Pick out all lines with the word "beredar" from the records that follow.

[START OF SUPPLIED INFORMATION]

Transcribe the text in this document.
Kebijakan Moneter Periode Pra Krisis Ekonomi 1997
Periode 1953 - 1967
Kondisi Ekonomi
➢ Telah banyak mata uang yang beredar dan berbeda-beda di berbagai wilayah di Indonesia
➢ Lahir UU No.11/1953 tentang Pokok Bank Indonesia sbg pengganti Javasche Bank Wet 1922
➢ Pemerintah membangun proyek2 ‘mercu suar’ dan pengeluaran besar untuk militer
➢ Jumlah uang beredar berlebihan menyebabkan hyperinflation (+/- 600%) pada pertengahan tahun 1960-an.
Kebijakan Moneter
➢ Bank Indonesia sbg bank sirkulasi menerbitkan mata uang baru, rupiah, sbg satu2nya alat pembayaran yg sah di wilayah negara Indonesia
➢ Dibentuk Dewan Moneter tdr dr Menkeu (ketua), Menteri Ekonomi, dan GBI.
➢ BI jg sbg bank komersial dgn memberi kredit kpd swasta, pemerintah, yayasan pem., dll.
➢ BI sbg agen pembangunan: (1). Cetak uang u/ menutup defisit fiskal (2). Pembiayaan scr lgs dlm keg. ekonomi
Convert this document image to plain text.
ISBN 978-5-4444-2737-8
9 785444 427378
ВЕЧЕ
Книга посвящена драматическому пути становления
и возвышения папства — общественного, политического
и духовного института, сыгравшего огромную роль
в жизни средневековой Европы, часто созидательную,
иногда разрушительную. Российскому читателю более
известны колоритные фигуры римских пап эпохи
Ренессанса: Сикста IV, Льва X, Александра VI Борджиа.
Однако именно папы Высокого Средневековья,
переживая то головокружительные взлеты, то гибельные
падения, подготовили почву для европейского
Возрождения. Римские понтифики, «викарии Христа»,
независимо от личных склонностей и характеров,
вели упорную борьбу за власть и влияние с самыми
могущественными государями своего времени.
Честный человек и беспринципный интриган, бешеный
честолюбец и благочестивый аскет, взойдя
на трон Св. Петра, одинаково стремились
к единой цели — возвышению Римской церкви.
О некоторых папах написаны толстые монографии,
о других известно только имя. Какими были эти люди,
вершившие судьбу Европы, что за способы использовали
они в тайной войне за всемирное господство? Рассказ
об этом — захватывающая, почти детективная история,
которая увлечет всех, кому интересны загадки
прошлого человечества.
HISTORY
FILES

[END OF SUPPLIED INFORMATION]

→ **ANSWER TO THE TASK**
➢ Telah banyak mata uang yang beredar dan berbeda-beda di berbagai wilayah di Indonesia
➢ Jumlah uang beredar berlebihan menyebabkan hyperinflation (+/- 600%) pada pertengahan tahun 1960-an.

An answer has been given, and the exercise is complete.